--- START ---

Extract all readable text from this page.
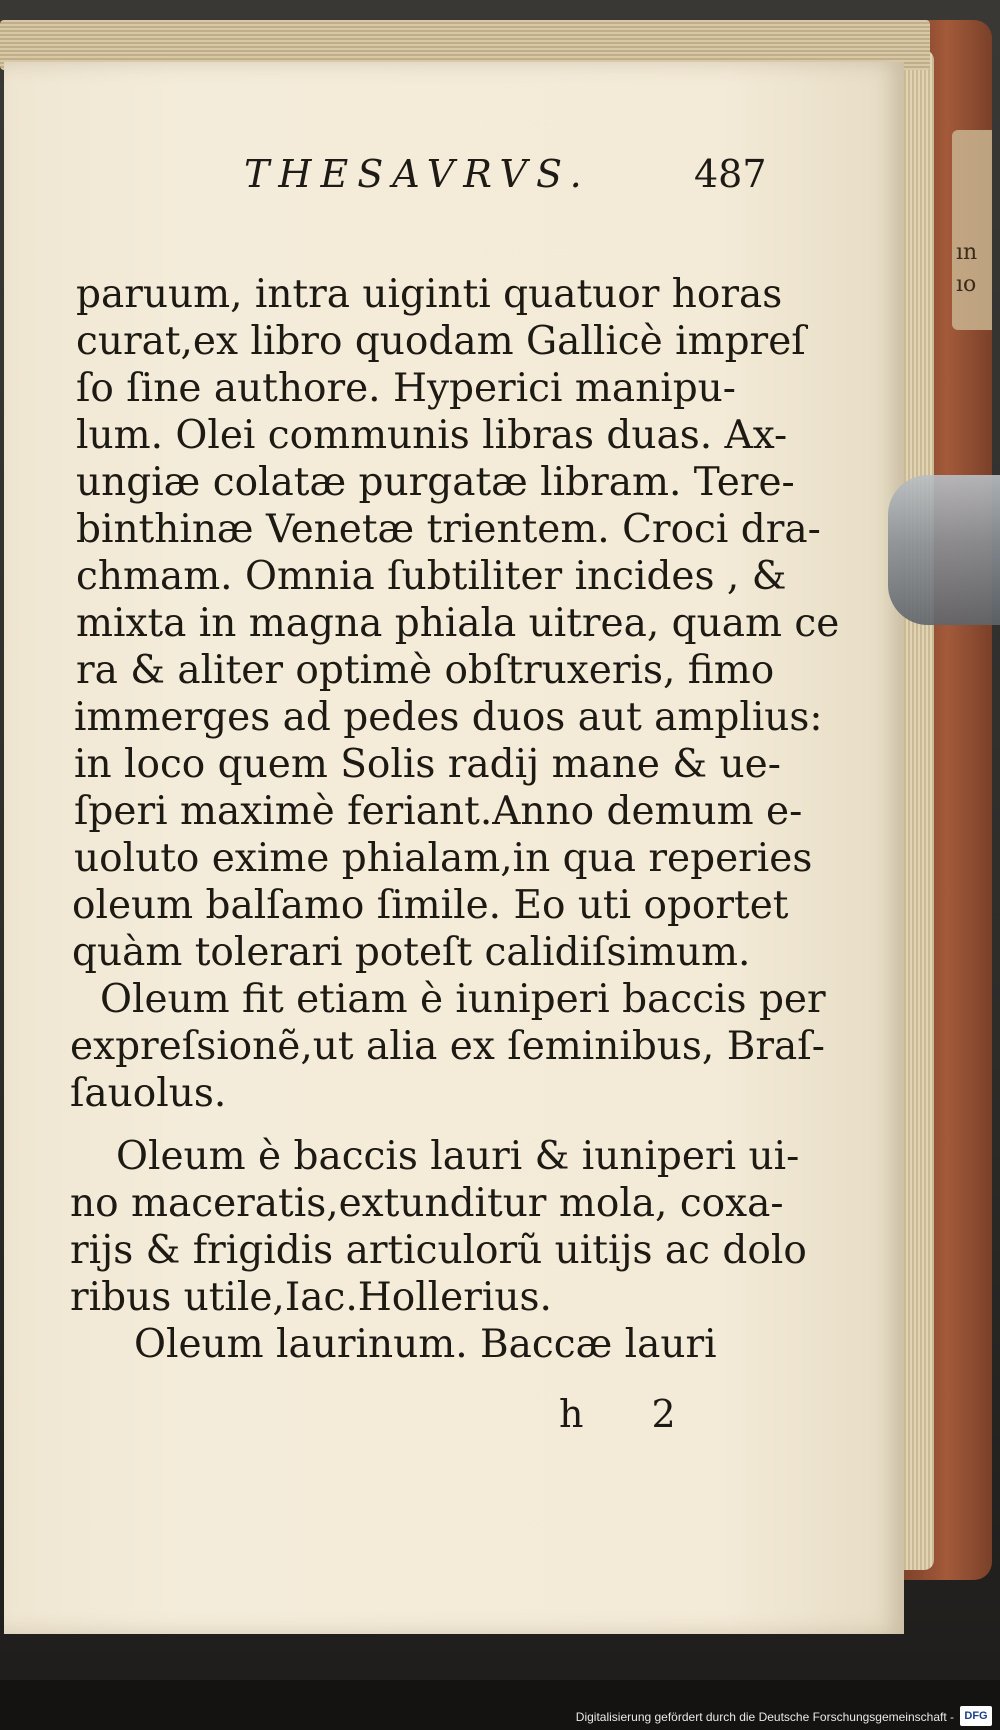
ın
ıo
THESAVRVS.	487
paruum, intra uiginti quatuor horas
curat,ex libro quodam Gallicè impreſ
ſo ſine authore. Hyperici manipu-
lum. Olei communis libras duas. Ax-
ungiæ colatæ purgatæ libram. Tere-
binthinæ Venetæ trientem. Croci dra-
chmam. Omnia ſubtiliter incides , &
mixta in magna phiala uitrea, quam ce
ra & aliter optimè obſtruxeris, fimo
immerges ad pedes duos aut amplius:
in loco quem Solis radij mane & ue-
ſperi maximè feriant.Anno demum e-
uoluto exime phialam,in qua reperies
oleum balſamo ſimile. Eo uti oportet
quàm tolerari poteſt calidiſsimum.
Oleum fit etiam è iuniperi baccis per
expreſsionẽ,ut alia ex ſeminibus, Braſ-
ſauolus.
Oleum è baccis lauri & iuniperi ui-
no maceratis,extunditur mola, coxa-
rijs & frigidis articulorũ uitijs ac dolo
ribus utile,Iac.Hollerius.
Oleum laurinum. Baccæ lauri
h 2
Digitalisierung gefördert durch die Deutsche Forschungsgemeinschaft - DFG
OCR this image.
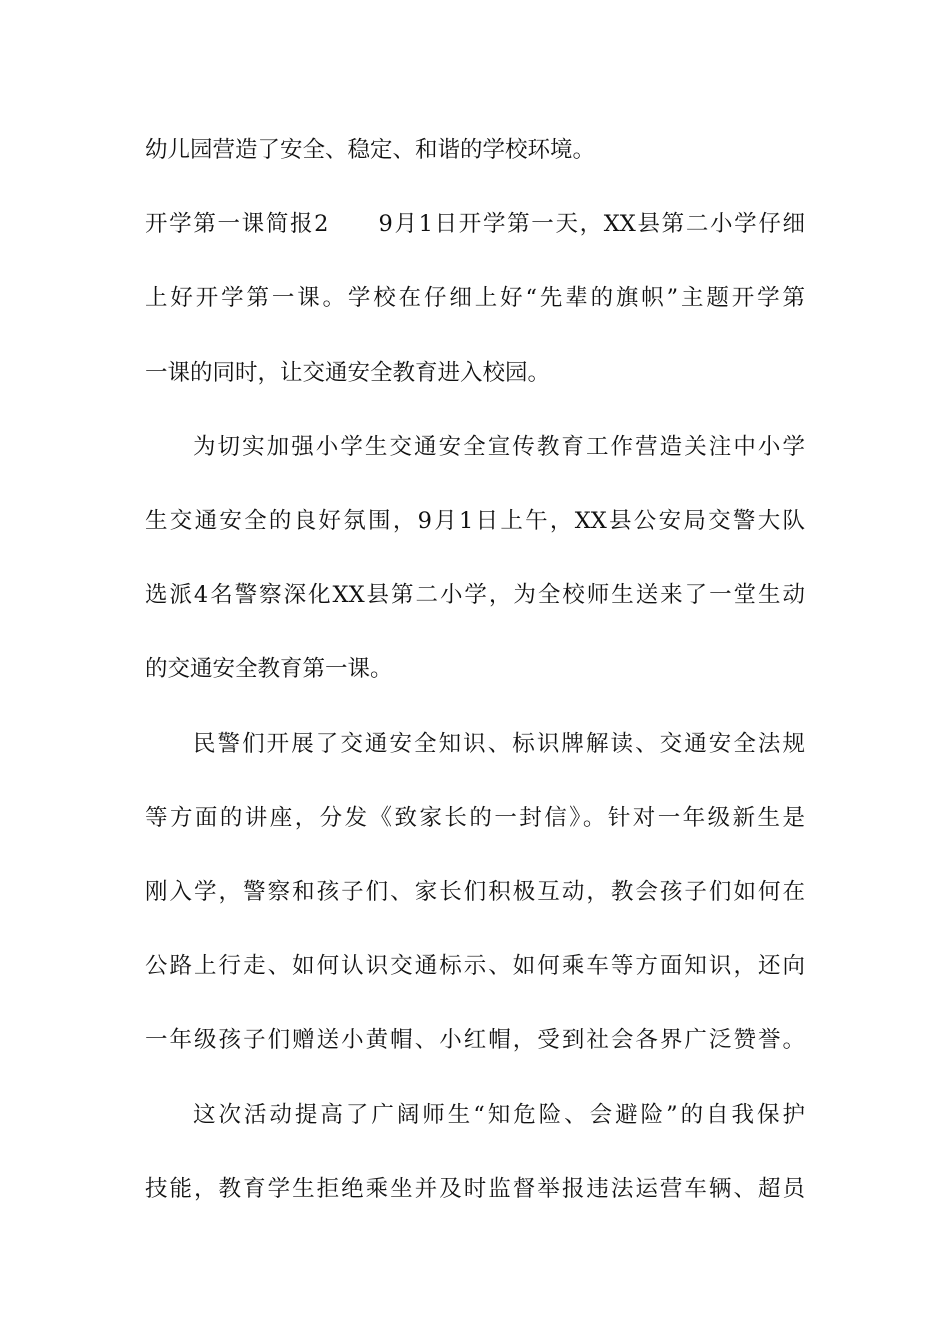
幼儿园营造了安全、稳定、和谐的学校环境。
开学第一课简报2　　9月1日开学第一天，XX县第二小学仔细
上好开学第一课。学校在仔细上好“先辈的旗帜”主题开学第
一课的同时，让交通安全教育进入校园。
为切实加强小学生交通安全宣传教育工作营造关注中小学
生交通安全的良好氛围，9月1日上午，XX县公安局交警大队
选派4名警察深化XX县第二小学，为全校师生送来了一堂生动
的交通安全教育第一课。
民警们开展了交通安全知识、标识牌解读、交通安全法规
等方面的讲座，分发《致家长的一封信》。针对一年级新生是
刚入学，警察和孩子们、家长们积极互动，教会孩子们如何在
公路上行走、如何认识交通标示、如何乘车等方面知识，还向
一年级孩子们赠送小黄帽、小红帽，受到社会各界广泛赞誉。
这次活动提高了广阔师生“知危险、会避险”的自我保护
技能，教育学生拒绝乘坐并及时监督举报违法运营车辆、超员
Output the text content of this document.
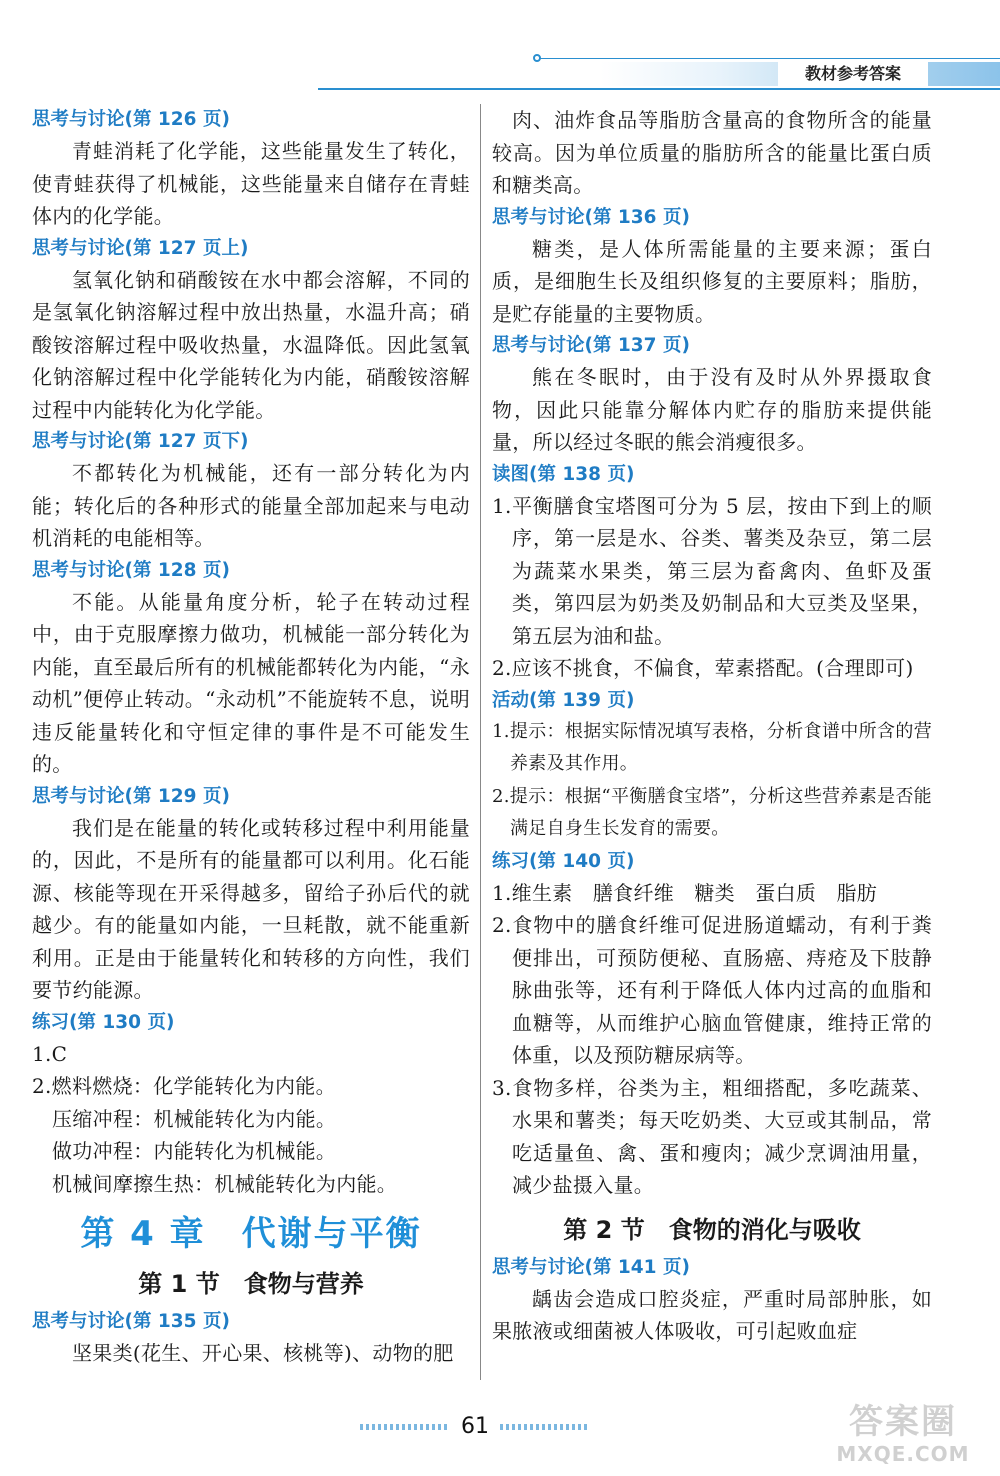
教材参考答案

思考与讨论(第 126 页)

青蛙消耗了化学能，这些能量发生了转化，使青蛙获得了机械能，这些能量来自储存在青蛙体内的化学能。

思考与讨论(第 127 页上)

氢氧化钠和硝酸铵在水中都会溶解，不同的是氢氧化钠溶解过程中放出热量，水温升高；硝酸铵溶解过程中吸收热量，水温降低。因此氢氧化钠溶解过程中化学能转化为内能，硝酸铵溶解过程中内能转化为化学能。

思考与讨论(第 127 页下)

不都转化为机械能，还有一部分转化为内能；转化后的各种形式的能量全部加起来与电动机消耗的电能相等。

思考与讨论(第 128 页)

不能。从能量角度分析，轮子在转动过程中，由于克服摩擦力做功，机械能一部分转化为内能，直至最后所有的机械能都转化为内能，“永动机”便停止转动。“永动机”不能旋转不息，说明违反能量转化和守恒定律的事件是不可能发生的。

思考与讨论(第 129 页)

我们是在能量的转化或转移过程中利用能量的，因此，不是所有的能量都可以利用。化石能源、核能等现在开采得越多，留给子孙后代的就越少。有的能量如内能，一旦耗散，就不能重新利用。正是由于能量转化和转移的方向性，我们要节约能源。

练习(第 130 页)

1.C

2.燃料燃烧：化学能转化为内能。

压缩冲程：机械能转化为内能。

做功冲程：内能转化为机械能。

机械间摩擦生热：机械能转化为内能。

第 4 章　代谢与平衡

第 1 节　食物与营养

思考与讨论(第 135 页)

坚果类(花生、开心果、核桃等)、动物的肥

肉、油炸食品等脂肪含量高的食物所含的能量较高。因为单位质量的脂肪所含的能量比蛋白质和糖类高。

思考与讨论(第 136 页)

糖类，是人体所需能量的主要来源；蛋白质，是细胞生长及组织修复的主要原料；脂肪，是贮存能量的主要物质。

思考与讨论(第 137 页)

熊在冬眠时，由于没有及时从外界摄取食物，因此只能靠分解体内贮存的脂肪来提供能量，所以经过冬眠的熊会消瘦很多。

读图(第 138 页)

1.平衡膳食宝塔图可分为 5 层，按由下到上的顺序，第一层是水、谷类、薯类及杂豆，第二层为蔬菜水果类，第三层为畜禽肉、鱼虾及蛋类，第四层为奶类及奶制品和大豆类及坚果，第五层为油和盐。

2.应该不挑食，不偏食，荤素搭配。(合理即可)

活动(第 139 页)

1.提示：根据实际情况填写表格，分析食谱中所含的营养素及其作用。

2.提示：根据“平衡膳食宝塔”，分析这些营养素是否能满足自身生长发育的需要。

练习(第 140 页)

1.维生素　膳食纤维　糖类　蛋白质　脂肪

2.食物中的膳食纤维可促进肠道蠕动，有利于粪便排出，可预防便秘、直肠癌、痔疮及下肢静脉曲张等，还有利于降低人体内过高的血脂和血糖等，从而维护心脑血管健康，维持正常的体重，以及预防糖尿病等。

3.食物多样，谷类为主，粗细搭配，多吃蔬菜、水果和薯类；每天吃奶类、大豆或其制品，常吃适量鱼、禽、蛋和瘦肉；减少烹调油用量，减少盐摄入量。

第 2 节　食物的消化与吸收

思考与讨论(第 141 页)

龋齿会造成口腔炎症，严重时局部肿胀，如果脓液或细菌被人体吸收，可引起败血症

61	答案圈
MXQE.COM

--- END ---

Set the pictures aside and transcribe the data above exactly.

Extract all readable text from this page.
ın
ıo
THESAVRVS.	487
paruum, intra uiginti quatuor horas
curat,ex libro quodam Gallicè impreſ
ſo ſine authore. Hyperici manipu-
lum. Olei communis libras duas. Ax-
ungiæ colatæ purgatæ libram. Tere-
binthinæ Venetæ trientem. Croci dra-
chmam. Omnia ſubtiliter incides , &
mixta in magna phiala uitrea, quam ce
ra & aliter optimè obſtruxeris, fimo
immerges ad pedes duos aut amplius:
in loco quem Solis radij mane & ue-
ſperi maximè feriant.Anno demum e-
uoluto exime phialam,in qua reperies
oleum balſamo ſimile. Eo uti oportet
quàm tolerari poteſt calidiſsimum.
Oleum fit etiam è iuniperi baccis per
expreſsionẽ,ut alia ex ſeminibus, Braſ-
ſauolus.
Oleum è baccis lauri & iuniperi ui-
no maceratis,extunditur mola, coxa-
rijs & frigidis articulorũ uitijs ac dolo
ribus utile,Iac.Hollerius.
Oleum laurinum. Baccæ lauri
h 2
Digitalisierung gefördert durch die Deutsche Forschungsgemeinschaft - DFG
OCR this image.
幼儿园营造了安全、稳定、和谐的学校环境。
开学第一课简报2　　9月1日开学第一天，XX县第二小学仔细
上好开学第一课。学校在仔细上好“先辈的旗帜”主题开学第
一课的同时，让交通安全教育进入校园。
为切实加强小学生交通安全宣传教育工作营造关注中小学
生交通安全的良好氛围，9月1日上午，XX县公安局交警大队
选派4名警察深化XX县第二小学，为全校师生送来了一堂生动
的交通安全教育第一课。
民警们开展了交通安全知识、标识牌解读、交通安全法规
等方面的讲座，分发《致家长的一封信》。针对一年级新生是
刚入学，警察和孩子们、家长们积极互动，教会孩子们如何在
公路上行走、如何认识交通标示、如何乘车等方面知识，还向
一年级孩子们赠送小黄帽、小红帽，受到社会各界广泛赞誉。
这次活动提高了广阔师生“知危险、会避险”的自我保护
技能，教育学生拒绝乘坐并及时监督举报违法运营车辆、超员
Output the text content of this document.
教材参考答案

思考与讨论(第 126 页)

青蛙消耗了化学能，这些能量发生了转化，使青蛙获得了机械能，这些能量来自储存在青蛙体内的化学能。

思考与讨论(第 127 页上)

氢氧化钠和硝酸铵在水中都会溶解，不同的是氢氧化钠溶解过程中放出热量，水温升高；硝酸铵溶解过程中吸收热量，水温降低。因此氢氧化钠溶解过程中化学能转化为内能，硝酸铵溶解过程中内能转化为化学能。

思考与讨论(第 127 页下)

不都转化为机械能，还有一部分转化为内能；转化后的各种形式的能量全部加起来与电动机消耗的电能相等。

思考与讨论(第 128 页)

不能。从能量角度分析，轮子在转动过程中，由于克服摩擦力做功，机械能一部分转化为内能，直至最后所有的机械能都转化为内能，“永动机”便停止转动。“永动机”不能旋转不息，说明违反能量转化和守恒定律的事件是不可能发生的。

思考与讨论(第 129 页)

我们是在能量的转化或转移过程中利用能量的，因此，不是所有的能量都可以利用。化石能源、核能等现在开采得越多，留给子孙后代的就越少。有的能量如内能，一旦耗散，就不能重新利用。正是由于能量转化和转移的方向性，我们要节约能源。

练习(第 130 页)

1.C

2.燃料燃烧：化学能转化为内能。

压缩冲程：机械能转化为内能。

做功冲程：内能转化为机械能。

机械间摩擦生热：机械能转化为内能。

第 4 章　代谢与平衡

第 1 节　食物与营养

思考与讨论(第 135 页)

坚果类(花生、开心果、核桃等)、动物的肥

肉、油炸食品等脂肪含量高的食物所含的能量较高。因为单位质量的脂肪所含的能量比蛋白质和糖类高。

思考与讨论(第 136 页)

糖类，是人体所需能量的主要来源；蛋白质，是细胞生长及组织修复的主要原料；脂肪，是贮存能量的主要物质。

思考与讨论(第 137 页)

熊在冬眠时，由于没有及时从外界摄取食物，因此只能靠分解体内贮存的脂肪来提供能量，所以经过冬眠的熊会消瘦很多。

读图(第 138 页)

1.平衡膳食宝塔图可分为 5 层，按由下到上的顺序，第一层是水、谷类、薯类及杂豆，第二层为蔬菜水果类，第三层为畜禽肉、鱼虾及蛋类，第四层为奶类及奶制品和大豆类及坚果，第五层为油和盐。

2.应该不挑食，不偏食，荤素搭配。(合理即可)

活动(第 139 页)

1.提示：根据实际情况填写表格，分析食谱中所含的营养素及其作用。

2.提示：根据“平衡膳食宝塔”，分析这些营养素是否能满足自身生长发育的需要。

练习(第 140 页)

1.维生素　膳食纤维　糖类　蛋白质　脂肪

2.食物中的膳食纤维可促进肠道蠕动，有利于粪便排出，可预防便秘、直肠癌、痔疮及下肢静脉曲张等，还有利于降低人体内过高的血脂和血糖等，从而维护心脑血管健康，维持正常的体重，以及预防糖尿病等。

3.食物多样，谷类为主，粗细搭配，多吃蔬菜、水果和薯类；每天吃奶类、大豆或其制品，常吃适量鱼、禽、蛋和瘦肉；减少烹调油用量，减少盐摄入量。

第 2 节　食物的消化与吸收

思考与讨论(第 141 页)

龋齿会造成口腔炎症，严重时局部肿胀，如果脓液或细菌被人体吸收，可引起败血症

61	答案圈
MXQE.COM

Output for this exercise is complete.